▶ _Objective_
Each record below should appear again exactly as written.

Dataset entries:
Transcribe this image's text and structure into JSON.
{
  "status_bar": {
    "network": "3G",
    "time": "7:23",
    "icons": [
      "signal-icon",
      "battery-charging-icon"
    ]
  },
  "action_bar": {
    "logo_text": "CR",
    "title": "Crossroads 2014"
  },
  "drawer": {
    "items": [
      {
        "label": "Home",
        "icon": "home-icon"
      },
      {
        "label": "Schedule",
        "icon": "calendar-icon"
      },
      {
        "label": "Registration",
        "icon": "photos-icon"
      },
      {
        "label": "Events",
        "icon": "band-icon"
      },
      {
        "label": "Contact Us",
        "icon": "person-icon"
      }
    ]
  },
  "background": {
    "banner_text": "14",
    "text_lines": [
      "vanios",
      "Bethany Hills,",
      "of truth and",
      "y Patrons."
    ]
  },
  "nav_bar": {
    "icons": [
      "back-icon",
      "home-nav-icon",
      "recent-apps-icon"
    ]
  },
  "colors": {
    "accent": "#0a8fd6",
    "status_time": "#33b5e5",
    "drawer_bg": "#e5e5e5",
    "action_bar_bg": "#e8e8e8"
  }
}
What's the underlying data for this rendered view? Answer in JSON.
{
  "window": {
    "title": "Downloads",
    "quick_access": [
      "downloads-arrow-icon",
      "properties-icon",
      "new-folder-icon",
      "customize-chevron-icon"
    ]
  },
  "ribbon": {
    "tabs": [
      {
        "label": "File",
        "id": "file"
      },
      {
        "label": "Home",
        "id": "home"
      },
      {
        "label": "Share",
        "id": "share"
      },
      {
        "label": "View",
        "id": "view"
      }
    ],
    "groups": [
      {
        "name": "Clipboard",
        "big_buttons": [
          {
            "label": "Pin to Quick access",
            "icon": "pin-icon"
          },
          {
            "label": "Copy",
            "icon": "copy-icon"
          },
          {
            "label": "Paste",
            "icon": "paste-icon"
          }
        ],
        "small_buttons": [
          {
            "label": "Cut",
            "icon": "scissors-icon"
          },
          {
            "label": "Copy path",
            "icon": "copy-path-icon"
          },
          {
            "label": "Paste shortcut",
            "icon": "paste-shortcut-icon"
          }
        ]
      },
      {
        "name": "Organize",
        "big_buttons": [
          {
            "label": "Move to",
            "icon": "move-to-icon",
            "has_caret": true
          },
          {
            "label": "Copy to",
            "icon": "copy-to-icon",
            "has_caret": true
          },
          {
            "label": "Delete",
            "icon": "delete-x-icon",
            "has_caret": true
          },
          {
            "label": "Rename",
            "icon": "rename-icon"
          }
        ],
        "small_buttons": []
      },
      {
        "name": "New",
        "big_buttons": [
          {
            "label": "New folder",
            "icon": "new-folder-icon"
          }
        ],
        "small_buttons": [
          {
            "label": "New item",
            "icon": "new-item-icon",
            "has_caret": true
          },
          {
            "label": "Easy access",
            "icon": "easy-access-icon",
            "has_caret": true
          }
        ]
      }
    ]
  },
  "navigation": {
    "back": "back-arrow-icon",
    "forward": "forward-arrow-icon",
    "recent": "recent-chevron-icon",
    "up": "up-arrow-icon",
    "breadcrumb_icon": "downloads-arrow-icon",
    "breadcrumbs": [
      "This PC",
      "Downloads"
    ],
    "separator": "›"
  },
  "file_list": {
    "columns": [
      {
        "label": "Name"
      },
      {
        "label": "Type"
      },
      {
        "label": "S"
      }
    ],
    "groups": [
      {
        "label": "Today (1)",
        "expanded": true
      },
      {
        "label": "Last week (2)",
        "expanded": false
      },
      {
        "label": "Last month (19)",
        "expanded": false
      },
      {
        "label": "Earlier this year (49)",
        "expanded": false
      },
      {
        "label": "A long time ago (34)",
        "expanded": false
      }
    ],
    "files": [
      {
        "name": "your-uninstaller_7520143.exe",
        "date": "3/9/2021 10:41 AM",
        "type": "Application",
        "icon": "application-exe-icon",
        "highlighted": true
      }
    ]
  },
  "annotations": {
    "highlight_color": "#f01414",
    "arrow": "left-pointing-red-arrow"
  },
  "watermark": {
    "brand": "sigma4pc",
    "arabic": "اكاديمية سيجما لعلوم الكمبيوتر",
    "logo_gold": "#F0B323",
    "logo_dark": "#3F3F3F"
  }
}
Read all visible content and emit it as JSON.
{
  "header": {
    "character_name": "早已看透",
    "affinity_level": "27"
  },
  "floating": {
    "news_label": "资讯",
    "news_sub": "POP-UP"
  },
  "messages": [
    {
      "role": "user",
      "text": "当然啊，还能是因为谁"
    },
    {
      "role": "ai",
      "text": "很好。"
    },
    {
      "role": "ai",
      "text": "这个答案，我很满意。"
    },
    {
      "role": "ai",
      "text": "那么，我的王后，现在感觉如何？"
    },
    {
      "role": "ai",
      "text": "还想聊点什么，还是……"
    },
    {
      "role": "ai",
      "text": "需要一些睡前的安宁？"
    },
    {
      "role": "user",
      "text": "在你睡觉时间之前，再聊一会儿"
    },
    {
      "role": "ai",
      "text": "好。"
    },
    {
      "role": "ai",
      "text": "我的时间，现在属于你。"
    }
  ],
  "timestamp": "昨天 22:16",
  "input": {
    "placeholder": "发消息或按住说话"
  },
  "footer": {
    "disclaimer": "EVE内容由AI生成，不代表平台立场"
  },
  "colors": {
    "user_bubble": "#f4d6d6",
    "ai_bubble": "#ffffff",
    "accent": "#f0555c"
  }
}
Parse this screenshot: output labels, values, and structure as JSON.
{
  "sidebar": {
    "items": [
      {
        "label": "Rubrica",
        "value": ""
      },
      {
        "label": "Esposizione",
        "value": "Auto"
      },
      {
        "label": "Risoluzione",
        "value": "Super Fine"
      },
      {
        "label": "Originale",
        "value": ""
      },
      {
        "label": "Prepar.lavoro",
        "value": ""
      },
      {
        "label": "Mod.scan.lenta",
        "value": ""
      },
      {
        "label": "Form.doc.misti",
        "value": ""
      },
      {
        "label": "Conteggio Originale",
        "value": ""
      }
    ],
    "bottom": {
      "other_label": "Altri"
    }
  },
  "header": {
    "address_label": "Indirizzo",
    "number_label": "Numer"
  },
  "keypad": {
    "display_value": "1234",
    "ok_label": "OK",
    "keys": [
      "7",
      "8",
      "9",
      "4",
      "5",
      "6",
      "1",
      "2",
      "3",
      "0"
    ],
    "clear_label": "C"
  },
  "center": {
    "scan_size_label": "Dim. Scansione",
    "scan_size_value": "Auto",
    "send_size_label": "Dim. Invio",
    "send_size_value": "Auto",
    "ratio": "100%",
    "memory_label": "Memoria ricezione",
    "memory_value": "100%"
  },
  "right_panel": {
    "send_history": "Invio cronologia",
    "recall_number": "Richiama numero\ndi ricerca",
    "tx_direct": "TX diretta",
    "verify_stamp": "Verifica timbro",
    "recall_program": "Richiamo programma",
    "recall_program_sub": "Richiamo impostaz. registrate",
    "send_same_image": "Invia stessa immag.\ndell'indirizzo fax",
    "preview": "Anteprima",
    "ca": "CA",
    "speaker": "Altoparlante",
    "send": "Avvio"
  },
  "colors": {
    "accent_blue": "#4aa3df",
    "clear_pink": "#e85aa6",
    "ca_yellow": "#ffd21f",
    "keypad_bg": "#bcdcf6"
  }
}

▶ _Task output_
Transcribe this image's text and structure into JSON.
{
  "status_bar": {
    "network": "3G",
    "time": "7:23",
    "icons": [
      "signal-icon",
      "battery-charging-icon"
    ]
  },
  "action_bar": {
    "logo_text": "CR",
    "title": "Crossroads 2014"
  },
  "drawer": {
    "items": [
      {
        "label": "Home",
        "icon": "home-icon"
      },
      {
        "label": "Schedule",
        "icon": "calendar-icon"
      },
      {
        "label": "Registration",
        "icon": "photos-icon"
      },
      {
        "label": "Events",
        "icon": "band-icon"
      },
      {
        "label": "Contact Us",
        "icon": "person-icon"
      }
    ]
  },
  "background": {
    "banner_text": "14",
    "text_lines": [
      "vanios",
      "Bethany Hills,",
      "of truth and",
      "y Patrons."
    ]
  },
  "nav_bar": {
    "icons": [
      "back-icon",
      "home-nav-icon",
      "recent-apps-icon"
    ]
  },
  "colors": {
    "accent": "#0a8fd6",
    "status_time": "#33b5e5",
    "drawer_bg": "#e5e5e5",
    "action_bar_bg": "#e8e8e8"
  }
}
What's the underlying data for this rendered view? Answer in JSON.
{
  "window": {
    "title": "Downloads",
    "quick_access": [
      "downloads-arrow-icon",
      "properties-icon",
      "new-folder-icon",
      "customize-chevron-icon"
    ]
  },
  "ribbon": {
    "tabs": [
      {
        "label": "File",
        "id": "file"
      },
      {
        "label": "Home",
        "id": "home"
      },
      {
        "label": "Share",
        "id": "share"
      },
      {
        "label": "View",
        "id": "view"
      }
    ],
    "groups": [
      {
        "name": "Clipboard",
        "big_buttons": [
          {
            "label": "Pin to Quick access",
            "icon": "pin-icon"
          },
          {
            "label": "Copy",
            "icon": "copy-icon"
          },
          {
            "label": "Paste",
            "icon": "paste-icon"
          }
        ],
        "small_buttons": [
          {
            "label": "Cut",
            "icon": "scissors-icon"
          },
          {
            "label": "Copy path",
            "icon": "copy-path-icon"
          },
          {
            "label": "Paste shortcut",
            "icon": "paste-shortcut-icon"
          }
        ]
      },
      {
        "name": "Organize",
        "big_buttons": [
          {
            "label": "Move to",
            "icon": "move-to-icon",
            "has_caret": true
          },
          {
            "label": "Copy to",
            "icon": "copy-to-icon",
            "has_caret": true
          },
          {
            "label": "Delete",
            "icon": "delete-x-icon",
            "has_caret": true
          },
          {
            "label": "Rename",
            "icon": "rename-icon"
          }
        ],
        "small_buttons": []
      },
      {
        "name": "New",
        "big_buttons": [
          {
            "label": "New folder",
            "icon": "new-folder-icon"
          }
        ],
        "small_buttons": [
          {
            "label": "New item",
            "icon": "new-item-icon",
            "has_caret": true
          },
          {
            "label": "Easy access",
            "icon": "easy-access-icon",
            "has_caret": true
          }
        ]
      }
    ]
  },
  "navigation": {
    "back": "back-arrow-icon",
    "forward": "forward-arrow-icon",
    "recent": "recent-chevron-icon",
    "up": "up-arrow-icon",
    "breadcrumb_icon": "downloads-arrow-icon",
    "breadcrumbs": [
      "This PC",
      "Downloads"
    ],
    "separator": "›"
  },
  "file_list": {
    "columns": [
      {
        "label": "Name"
      },
      {
        "label": "Type"
      },
      {
        "label": "S"
      }
    ],
    "groups": [
      {
        "label": "Today (1)",
        "expanded": true
      },
      {
        "label": "Last week (2)",
        "expanded": false
      },
      {
        "label": "Last month (19)",
        "expanded": false
      },
      {
        "label": "Earlier this year (49)",
        "expanded": false
      },
      {
        "label": "A long time ago (34)",
        "expanded": false
      }
    ],
    "files": [
      {
        "name": "your-uninstaller_7520143.exe",
        "date": "3/9/2021 10:41 AM",
        "type": "Application",
        "icon": "application-exe-icon",
        "highlighted": true
      }
    ]
  },
  "annotations": {
    "highlight_color": "#f01414",
    "arrow": "left-pointing-red-arrow"
  },
  "watermark": {
    "brand": "sigma4pc",
    "arabic": "اكاديمية سيجما لعلوم الكمبيوتر",
    "logo_gold": "#F0B323",
    "logo_dark": "#3F3F3F"
  }
}
Read all visible content and emit it as JSON.
{
  "header": {
    "character_name": "早已看透",
    "affinity_level": "27"
  },
  "floating": {
    "news_label": "资讯",
    "news_sub": "POP-UP"
  },
  "messages": [
    {
      "role": "user",
      "text": "当然啊，还能是因为谁"
    },
    {
      "role": "ai",
      "text": "很好。"
    },
    {
      "role": "ai",
      "text": "这个答案，我很满意。"
    },
    {
      "role": "ai",
      "text": "那么，我的王后，现在感觉如何？"
    },
    {
      "role": "ai",
      "text": "还想聊点什么，还是……"
    },
    {
      "role": "ai",
      "text": "需要一些睡前的安宁？"
    },
    {
      "role": "user",
      "text": "在你睡觉时间之前，再聊一会儿"
    },
    {
      "role": "ai",
      "text": "好。"
    },
    {
      "role": "ai",
      "text": "我的时间，现在属于你。"
    }
  ],
  "timestamp": "昨天 22:16",
  "input": {
    "placeholder": "发消息或按住说话"
  },
  "footer": {
    "disclaimer": "EVE内容由AI生成，不代表平台立场"
  },
  "colors": {
    "user_bubble": "#f4d6d6",
    "ai_bubble": "#ffffff",
    "accent": "#f0555c"
  }
}
Parse this screenshot: output labels, values, and structure as JSON.
{
  "sidebar": {
    "items": [
      {
        "label": "Rubrica",
        "value": ""
      },
      {
        "label": "Esposizione",
        "value": "Auto"
      },
      {
        "label": "Risoluzione",
        "value": "Super Fine"
      },
      {
        "label": "Originale",
        "value": ""
      },
      {
        "label": "Prepar.lavoro",
        "value": ""
      },
      {
        "label": "Mod.scan.lenta",
        "value": ""
      },
      {
        "label": "Form.doc.misti",
        "value": ""
      },
      {
        "label": "Conteggio Originale",
        "value": ""
      }
    ],
    "bottom": {
      "other_label": "Altri"
    }
  },
  "header": {
    "address_label": "Indirizzo",
    "number_label": "Numer"
  },
  "keypad": {
    "display_value": "1234",
    "ok_label": "OK",
    "keys": [
      "7",
      "8",
      "9",
      "4",
      "5",
      "6",
      "1",
      "2",
      "3",
      "0"
    ],
    "clear_label": "C"
  },
  "center": {
    "scan_size_label": "Dim. Scansione",
    "scan_size_value": "Auto",
    "send_size_label": "Dim. Invio",
    "send_size_value": "Auto",
    "ratio": "100%",
    "memory_label": "Memoria ricezione",
    "memory_value": "100%"
  },
  "right_panel": {
    "send_history": "Invio cronologia",
    "recall_number": "Richiama numero\ndi ricerca",
    "tx_direct": "TX diretta",
    "verify_stamp": "Verifica timbro",
    "recall_program": "Richiamo programma",
    "recall_program_sub": "Richiamo impostaz. registrate",
    "send_same_image": "Invia stessa immag.\ndell'indirizzo fax",
    "preview": "Anteprima",
    "ca": "CA",
    "speaker": "Altoparlante",
    "send": "Avvio"
  },
  "colors": {
    "accent_blue": "#4aa3df",
    "clear_pink": "#e85aa6",
    "ca_yellow": "#ffd21f",
    "keypad_bg": "#bcdcf6"
  }
}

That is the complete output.